[Start Rows]
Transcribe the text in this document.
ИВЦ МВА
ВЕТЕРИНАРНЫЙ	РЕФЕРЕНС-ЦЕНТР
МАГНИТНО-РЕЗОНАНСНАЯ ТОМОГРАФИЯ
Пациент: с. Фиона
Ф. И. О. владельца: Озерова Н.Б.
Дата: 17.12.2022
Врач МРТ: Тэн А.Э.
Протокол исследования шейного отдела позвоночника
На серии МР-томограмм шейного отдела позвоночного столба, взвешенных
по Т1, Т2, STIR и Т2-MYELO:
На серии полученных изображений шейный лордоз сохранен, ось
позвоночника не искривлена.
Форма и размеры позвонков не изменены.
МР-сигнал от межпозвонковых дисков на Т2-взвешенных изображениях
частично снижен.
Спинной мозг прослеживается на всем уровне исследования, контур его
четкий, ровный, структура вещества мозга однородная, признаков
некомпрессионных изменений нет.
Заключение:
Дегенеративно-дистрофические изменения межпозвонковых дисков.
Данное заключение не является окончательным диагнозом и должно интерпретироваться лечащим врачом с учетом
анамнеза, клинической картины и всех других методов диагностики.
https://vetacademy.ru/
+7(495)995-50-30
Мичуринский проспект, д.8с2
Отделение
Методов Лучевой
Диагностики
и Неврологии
[End Rows]
What this task involves: Search the data above for lines holding "дисков" and copy each of them.

Result of the exercise:
МР-сигнал от межпозвонковых дисков на Т2-взвешенных изображениях
Дегенеративно-дистрофические изменения межпозвонковых дисков.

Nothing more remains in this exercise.